Brief
Transcribe the data in full and exactly, omitting any pictures.

Records for the exercise
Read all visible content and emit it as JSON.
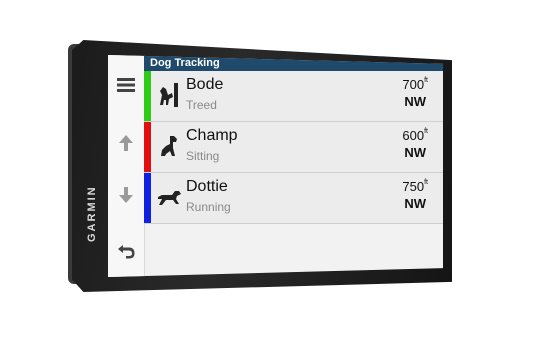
{
  "device": {
    "brand": "GARMIN"
  },
  "screen": {
    "title": "Dog Tracking"
  },
  "rail": {
    "menu_icon": "hamburger-menu-icon",
    "up_icon": "arrow-up-icon",
    "down_icon": "arrow-down-icon",
    "back_icon": "back-arrow-icon"
  },
  "dogs": [
    {
      "name": "Bode",
      "status": "Treed",
      "distance": "700",
      "unit": "ft",
      "direction": "NW",
      "color": "#2ecc17",
      "icon": "dog-treed-icon"
    },
    {
      "name": "Champ",
      "status": "Sitting",
      "distance": "600",
      "unit": "ft",
      "direction": "NW",
      "color": "#e01010",
      "icon": "dog-sitting-icon"
    },
    {
      "name": "Dottie",
      "status": "Running",
      "distance": "750",
      "unit": "ft",
      "direction": "NW",
      "color": "#1020e0",
      "icon": "dog-running-icon"
    }
  ]
}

Output for this exercise
Read all visible content and emit it as JSON.
{
  "device": {
    "brand": "GARMIN"
  },
  "screen": {
    "title": "Dog Tracking"
  },
  "rail": {
    "menu_icon": "hamburger-menu-icon",
    "up_icon": "arrow-up-icon",
    "down_icon": "arrow-down-icon",
    "back_icon": "back-arrow-icon"
  },
  "dogs": [
    {
      "name": "Bode",
      "status": "Treed",
      "distance": "700",
      "unit": "ft",
      "direction": "NW",
      "color": "#2ecc17",
      "icon": "dog-treed-icon"
    },
    {
      "name": "Champ",
      "status": "Sitting",
      "distance": "600",
      "unit": "ft",
      "direction": "NW",
      "color": "#e01010",
      "icon": "dog-sitting-icon"
    },
    {
      "name": "Dottie",
      "status": "Running",
      "distance": "750",
      "unit": "ft",
      "direction": "NW",
      "color": "#1020e0",
      "icon": "dog-running-icon"
    }
  ]
}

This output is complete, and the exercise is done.